**Task to carry out**
Among the records below, find each line that includes the string "color" and copy it.

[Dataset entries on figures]
/---

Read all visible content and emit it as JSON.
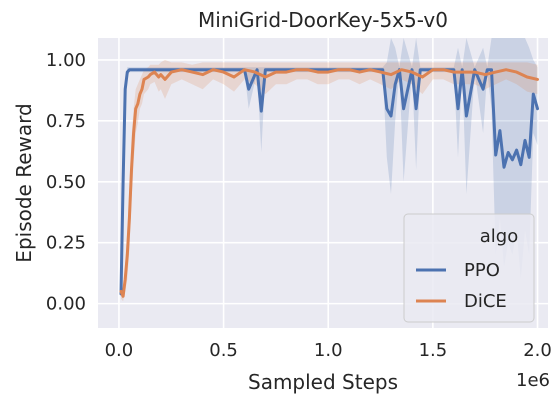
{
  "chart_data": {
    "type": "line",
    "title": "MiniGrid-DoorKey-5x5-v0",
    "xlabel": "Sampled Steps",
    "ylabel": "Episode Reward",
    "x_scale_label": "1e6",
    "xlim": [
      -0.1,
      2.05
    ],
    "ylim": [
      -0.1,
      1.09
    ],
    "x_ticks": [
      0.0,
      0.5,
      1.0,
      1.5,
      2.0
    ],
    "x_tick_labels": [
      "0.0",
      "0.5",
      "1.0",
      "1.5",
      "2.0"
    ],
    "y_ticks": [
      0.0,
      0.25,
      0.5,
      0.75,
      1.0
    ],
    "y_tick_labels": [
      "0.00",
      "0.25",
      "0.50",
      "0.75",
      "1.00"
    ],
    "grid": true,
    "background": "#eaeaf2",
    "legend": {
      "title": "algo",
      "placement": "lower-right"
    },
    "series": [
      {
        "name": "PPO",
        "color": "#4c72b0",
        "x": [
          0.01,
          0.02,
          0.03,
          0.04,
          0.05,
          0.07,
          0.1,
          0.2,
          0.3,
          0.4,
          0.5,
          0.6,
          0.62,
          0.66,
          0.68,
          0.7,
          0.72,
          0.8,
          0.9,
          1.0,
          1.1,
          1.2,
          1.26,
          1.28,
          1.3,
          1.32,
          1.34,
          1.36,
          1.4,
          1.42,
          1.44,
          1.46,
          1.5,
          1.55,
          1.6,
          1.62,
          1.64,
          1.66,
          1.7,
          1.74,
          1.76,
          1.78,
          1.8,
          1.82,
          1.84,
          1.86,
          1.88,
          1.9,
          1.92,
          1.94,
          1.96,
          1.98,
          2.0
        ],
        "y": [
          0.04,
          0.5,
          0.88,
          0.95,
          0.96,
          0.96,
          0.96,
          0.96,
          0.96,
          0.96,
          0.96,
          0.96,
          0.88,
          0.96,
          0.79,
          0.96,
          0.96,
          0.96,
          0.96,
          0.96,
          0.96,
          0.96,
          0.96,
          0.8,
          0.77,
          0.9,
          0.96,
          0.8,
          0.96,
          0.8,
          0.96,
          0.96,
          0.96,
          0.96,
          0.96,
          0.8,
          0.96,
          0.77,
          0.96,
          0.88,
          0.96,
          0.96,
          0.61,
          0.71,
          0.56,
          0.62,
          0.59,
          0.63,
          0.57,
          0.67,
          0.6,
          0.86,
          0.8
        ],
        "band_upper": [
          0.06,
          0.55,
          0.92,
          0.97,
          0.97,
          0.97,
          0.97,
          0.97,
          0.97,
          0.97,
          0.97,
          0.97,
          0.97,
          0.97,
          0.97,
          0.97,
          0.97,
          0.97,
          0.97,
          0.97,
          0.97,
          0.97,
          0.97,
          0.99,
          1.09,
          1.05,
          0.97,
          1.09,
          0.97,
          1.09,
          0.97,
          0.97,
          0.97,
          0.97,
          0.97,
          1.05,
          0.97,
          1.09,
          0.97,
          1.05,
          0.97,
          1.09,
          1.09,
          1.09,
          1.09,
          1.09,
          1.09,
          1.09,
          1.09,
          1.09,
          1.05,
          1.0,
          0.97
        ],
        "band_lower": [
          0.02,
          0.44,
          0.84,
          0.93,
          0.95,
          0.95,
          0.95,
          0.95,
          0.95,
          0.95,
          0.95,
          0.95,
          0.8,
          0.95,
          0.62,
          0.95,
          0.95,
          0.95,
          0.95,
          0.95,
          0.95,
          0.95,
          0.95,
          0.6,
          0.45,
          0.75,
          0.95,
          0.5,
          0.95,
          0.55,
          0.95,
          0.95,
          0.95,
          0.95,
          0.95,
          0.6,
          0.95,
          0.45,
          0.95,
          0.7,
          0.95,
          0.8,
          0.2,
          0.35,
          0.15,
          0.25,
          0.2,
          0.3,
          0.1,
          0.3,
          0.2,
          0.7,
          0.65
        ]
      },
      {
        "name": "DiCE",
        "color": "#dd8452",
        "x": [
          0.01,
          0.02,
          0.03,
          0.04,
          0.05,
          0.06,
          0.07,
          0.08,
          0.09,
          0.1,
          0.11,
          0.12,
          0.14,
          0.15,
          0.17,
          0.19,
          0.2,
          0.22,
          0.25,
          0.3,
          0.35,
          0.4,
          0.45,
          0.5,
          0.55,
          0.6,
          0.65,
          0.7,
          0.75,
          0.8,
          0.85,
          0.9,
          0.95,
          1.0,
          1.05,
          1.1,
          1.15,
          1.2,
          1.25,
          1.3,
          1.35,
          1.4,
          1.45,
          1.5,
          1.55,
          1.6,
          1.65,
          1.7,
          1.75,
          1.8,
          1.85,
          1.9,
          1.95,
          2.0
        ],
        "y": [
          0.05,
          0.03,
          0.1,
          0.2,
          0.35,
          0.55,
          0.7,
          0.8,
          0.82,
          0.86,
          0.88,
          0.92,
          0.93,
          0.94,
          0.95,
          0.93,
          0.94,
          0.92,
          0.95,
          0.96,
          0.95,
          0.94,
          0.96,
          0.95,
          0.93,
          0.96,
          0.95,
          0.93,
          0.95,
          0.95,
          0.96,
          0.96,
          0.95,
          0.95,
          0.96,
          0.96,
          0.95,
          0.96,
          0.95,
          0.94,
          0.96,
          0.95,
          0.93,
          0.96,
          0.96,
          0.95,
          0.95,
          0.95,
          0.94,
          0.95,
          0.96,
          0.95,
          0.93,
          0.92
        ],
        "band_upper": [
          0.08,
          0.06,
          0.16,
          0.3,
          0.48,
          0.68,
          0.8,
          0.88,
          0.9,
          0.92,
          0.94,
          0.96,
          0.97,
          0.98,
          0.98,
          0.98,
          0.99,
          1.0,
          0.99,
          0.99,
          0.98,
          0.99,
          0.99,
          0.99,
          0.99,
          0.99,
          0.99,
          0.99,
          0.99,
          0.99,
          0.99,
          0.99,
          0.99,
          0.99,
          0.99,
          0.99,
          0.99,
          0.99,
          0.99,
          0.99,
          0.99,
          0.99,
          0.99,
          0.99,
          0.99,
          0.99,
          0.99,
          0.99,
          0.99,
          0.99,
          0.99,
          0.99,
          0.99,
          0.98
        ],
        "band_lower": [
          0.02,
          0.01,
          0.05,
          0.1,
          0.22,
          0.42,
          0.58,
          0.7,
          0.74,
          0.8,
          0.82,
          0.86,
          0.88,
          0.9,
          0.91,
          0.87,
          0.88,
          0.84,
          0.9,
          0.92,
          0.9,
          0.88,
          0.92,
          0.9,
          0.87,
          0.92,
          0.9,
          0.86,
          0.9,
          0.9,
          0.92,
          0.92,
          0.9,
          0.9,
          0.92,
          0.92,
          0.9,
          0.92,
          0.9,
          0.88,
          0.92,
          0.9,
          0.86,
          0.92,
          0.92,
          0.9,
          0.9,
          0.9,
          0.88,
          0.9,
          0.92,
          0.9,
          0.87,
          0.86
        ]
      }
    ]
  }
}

\---
/---

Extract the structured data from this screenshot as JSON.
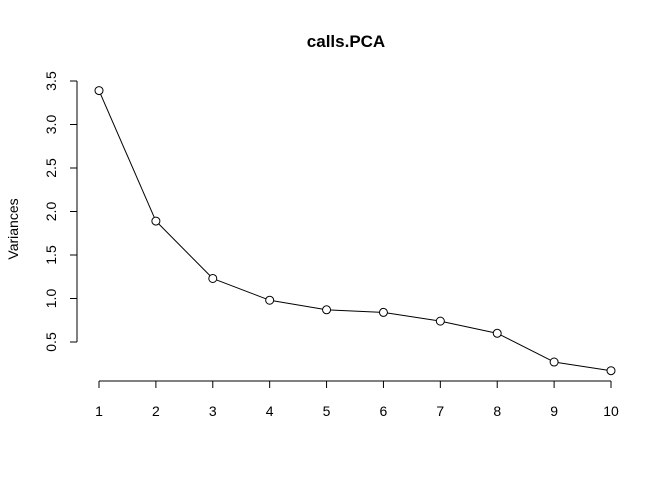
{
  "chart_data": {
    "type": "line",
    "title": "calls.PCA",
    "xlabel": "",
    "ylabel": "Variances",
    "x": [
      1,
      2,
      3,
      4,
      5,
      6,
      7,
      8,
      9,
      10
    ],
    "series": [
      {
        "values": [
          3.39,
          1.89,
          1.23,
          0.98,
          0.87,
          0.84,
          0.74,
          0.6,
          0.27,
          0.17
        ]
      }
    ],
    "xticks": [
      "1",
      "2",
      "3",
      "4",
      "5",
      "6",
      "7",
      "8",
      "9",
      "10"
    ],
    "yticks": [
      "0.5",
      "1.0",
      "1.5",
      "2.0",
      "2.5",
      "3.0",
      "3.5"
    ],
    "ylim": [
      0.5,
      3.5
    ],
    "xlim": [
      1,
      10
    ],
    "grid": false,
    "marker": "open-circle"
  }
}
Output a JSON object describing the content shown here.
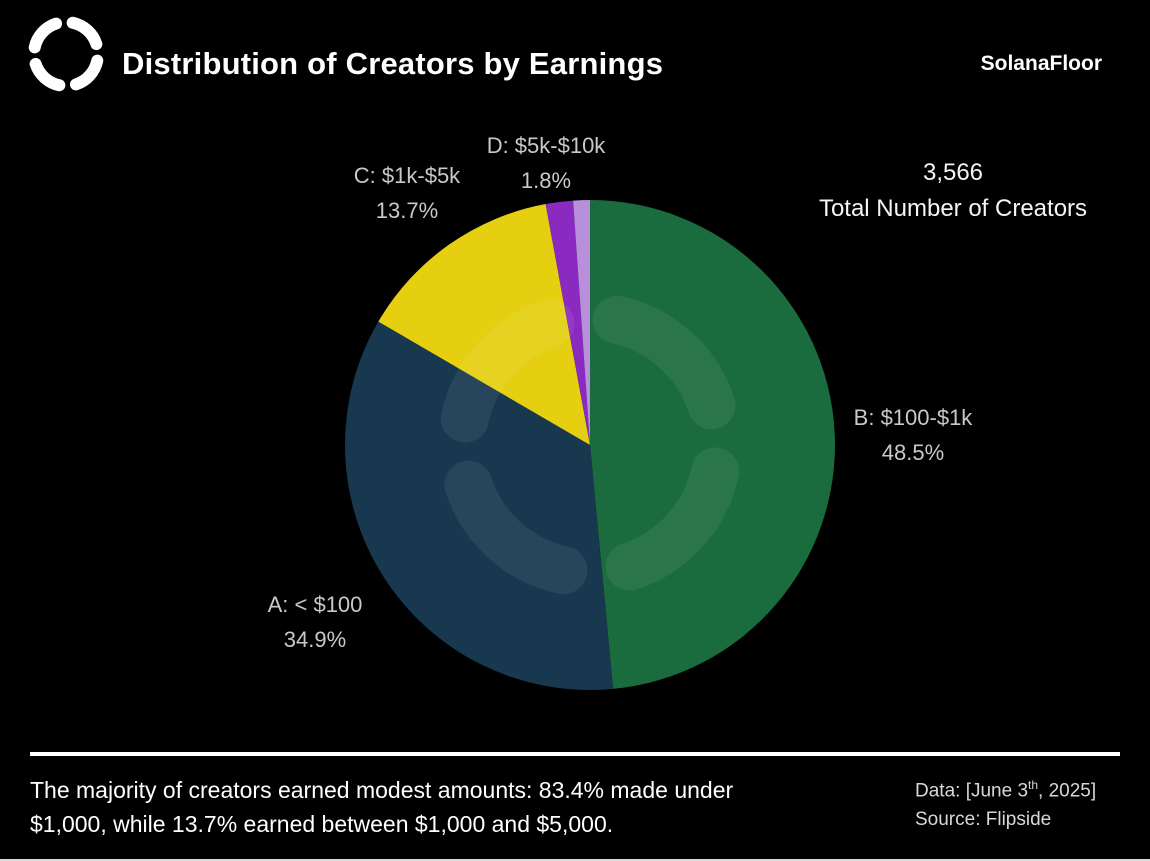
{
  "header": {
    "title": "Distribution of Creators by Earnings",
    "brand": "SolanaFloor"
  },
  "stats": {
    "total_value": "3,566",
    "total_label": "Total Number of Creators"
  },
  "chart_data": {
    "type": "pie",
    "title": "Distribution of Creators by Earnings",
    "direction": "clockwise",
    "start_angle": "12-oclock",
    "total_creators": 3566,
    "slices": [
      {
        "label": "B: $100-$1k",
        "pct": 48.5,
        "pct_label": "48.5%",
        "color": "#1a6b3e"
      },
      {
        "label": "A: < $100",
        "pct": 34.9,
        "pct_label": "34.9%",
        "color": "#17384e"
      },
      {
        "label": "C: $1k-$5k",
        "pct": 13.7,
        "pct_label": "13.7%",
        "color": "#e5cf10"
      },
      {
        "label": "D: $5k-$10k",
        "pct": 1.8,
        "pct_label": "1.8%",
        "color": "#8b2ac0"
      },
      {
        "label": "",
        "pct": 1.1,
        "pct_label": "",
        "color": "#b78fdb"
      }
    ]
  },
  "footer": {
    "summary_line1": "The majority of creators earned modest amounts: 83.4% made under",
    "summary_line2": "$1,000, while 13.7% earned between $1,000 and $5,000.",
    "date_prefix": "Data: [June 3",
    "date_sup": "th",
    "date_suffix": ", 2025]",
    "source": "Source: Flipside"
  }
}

\---

**Written answer**
        "color": "#4c72b0",
        "color": "#dd8452",
        "color": "#1a6b3e"
        "color": "#17384e"
        "color": "#e5cf10"
        "color": "#8b2ac0"
        "color": "#b78fdb"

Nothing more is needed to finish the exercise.